begin THE INPUT

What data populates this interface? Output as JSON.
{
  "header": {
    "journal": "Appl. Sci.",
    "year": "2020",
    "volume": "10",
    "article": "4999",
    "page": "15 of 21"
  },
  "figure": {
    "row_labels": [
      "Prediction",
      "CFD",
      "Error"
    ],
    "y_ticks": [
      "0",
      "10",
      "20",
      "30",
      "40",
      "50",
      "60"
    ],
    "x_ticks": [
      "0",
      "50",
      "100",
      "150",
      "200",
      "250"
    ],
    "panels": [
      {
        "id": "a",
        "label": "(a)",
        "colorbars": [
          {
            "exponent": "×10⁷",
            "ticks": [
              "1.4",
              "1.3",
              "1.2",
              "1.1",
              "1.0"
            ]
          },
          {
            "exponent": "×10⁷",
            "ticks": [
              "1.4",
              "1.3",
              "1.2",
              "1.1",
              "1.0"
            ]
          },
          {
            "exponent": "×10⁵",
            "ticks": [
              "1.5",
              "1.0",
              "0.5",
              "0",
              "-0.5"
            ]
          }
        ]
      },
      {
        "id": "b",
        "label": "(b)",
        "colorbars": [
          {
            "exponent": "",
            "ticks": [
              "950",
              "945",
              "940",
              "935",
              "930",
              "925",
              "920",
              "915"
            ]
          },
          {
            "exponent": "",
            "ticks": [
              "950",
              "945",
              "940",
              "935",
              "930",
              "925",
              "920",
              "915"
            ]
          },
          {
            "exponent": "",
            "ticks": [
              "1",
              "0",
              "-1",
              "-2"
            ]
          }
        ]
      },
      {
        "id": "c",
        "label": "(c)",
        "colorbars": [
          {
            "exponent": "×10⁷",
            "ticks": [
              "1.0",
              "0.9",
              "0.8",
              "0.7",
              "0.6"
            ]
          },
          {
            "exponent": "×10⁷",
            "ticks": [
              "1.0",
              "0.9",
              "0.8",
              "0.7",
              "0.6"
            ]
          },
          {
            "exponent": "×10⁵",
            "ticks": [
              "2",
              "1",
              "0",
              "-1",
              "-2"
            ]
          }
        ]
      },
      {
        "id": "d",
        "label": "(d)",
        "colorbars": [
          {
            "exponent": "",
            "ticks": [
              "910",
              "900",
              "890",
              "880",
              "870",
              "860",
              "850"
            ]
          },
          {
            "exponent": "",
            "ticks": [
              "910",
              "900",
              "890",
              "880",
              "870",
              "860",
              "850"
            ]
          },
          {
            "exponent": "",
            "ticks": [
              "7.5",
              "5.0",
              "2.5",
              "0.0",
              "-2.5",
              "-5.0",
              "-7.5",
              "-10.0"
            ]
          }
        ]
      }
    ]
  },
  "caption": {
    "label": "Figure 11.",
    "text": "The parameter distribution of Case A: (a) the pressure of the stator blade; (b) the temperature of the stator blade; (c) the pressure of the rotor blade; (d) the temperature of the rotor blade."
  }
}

end THE INPUT

# [WHAT THE EXERCISE ASKS]
Extract every record and return it verbatim.

# [RESULT FOR THIS TASK]
What data populates this interface? Output as JSON.
{
  "header": {
    "journal": "Appl. Sci.",
    "year": "2020",
    "volume": "10",
    "article": "4999",
    "page": "15 of 21"
  },
  "figure": {
    "row_labels": [
      "Prediction",
      "CFD",
      "Error"
    ],
    "y_ticks": [
      "0",
      "10",
      "20",
      "30",
      "40",
      "50",
      "60"
    ],
    "x_ticks": [
      "0",
      "50",
      "100",
      "150",
      "200",
      "250"
    ],
    "panels": [
      {
        "id": "a",
        "label": "(a)",
        "colorbars": [
          {
            "exponent": "×10⁷",
            "ticks": [
              "1.4",
              "1.3",
              "1.2",
              "1.1",
              "1.0"
            ]
          },
          {
            "exponent": "×10⁷",
            "ticks": [
              "1.4",
              "1.3",
              "1.2",
              "1.1",
              "1.0"
            ]
          },
          {
            "exponent": "×10⁵",
            "ticks": [
              "1.5",
              "1.0",
              "0.5",
              "0",
              "-0.5"
            ]
          }
        ]
      },
      {
        "id": "b",
        "label": "(b)",
        "colorbars": [
          {
            "exponent": "",
            "ticks": [
              "950",
              "945",
              "940",
              "935",
              "930",
              "925",
              "920",
              "915"
            ]
          },
          {
            "exponent": "",
            "ticks": [
              "950",
              "945",
              "940",
              "935",
              "930",
              "925",
              "920",
              "915"
            ]
          },
          {
            "exponent": "",
            "ticks": [
              "1",
              "0",
              "-1",
              "-2"
            ]
          }
        ]
      },
      {
        "id": "c",
        "label": "(c)",
        "colorbars": [
          {
            "exponent": "×10⁷",
            "ticks": [
              "1.0",
              "0.9",
              "0.8",
              "0.7",
              "0.6"
            ]
          },
          {
            "exponent": "×10⁷",
            "ticks": [
              "1.0",
              "0.9",
              "0.8",
              "0.7",
              "0.6"
            ]
          },
          {
            "exponent": "×10⁵",
            "ticks": [
              "2",
              "1",
              "0",
              "-1",
              "-2"
            ]
          }
        ]
      },
      {
        "id": "d",
        "label": "(d)",
        "colorbars": [
          {
            "exponent": "",
            "ticks": [
              "910",
              "900",
              "890",
              "880",
              "870",
              "860",
              "850"
            ]
          },
          {
            "exponent": "",
            "ticks": [
              "910",
              "900",
              "890",
              "880",
              "870",
              "860",
              "850"
            ]
          },
          {
            "exponent": "",
            "ticks": [
              "7.5",
              "5.0",
              "2.5",
              "0.0",
              "-2.5",
              "-5.0",
              "-7.5",
              "-10.0"
            ]
          }
        ]
      }
    ]
  },
  "caption": {
    "label": "Figure 11.",
    "text": "The parameter distribution of Case A: (a) the pressure of the stator blade; (b) the temperature of the stator blade; (c) the pressure of the rotor blade; (d) the temperature of the rotor blade."
  }
}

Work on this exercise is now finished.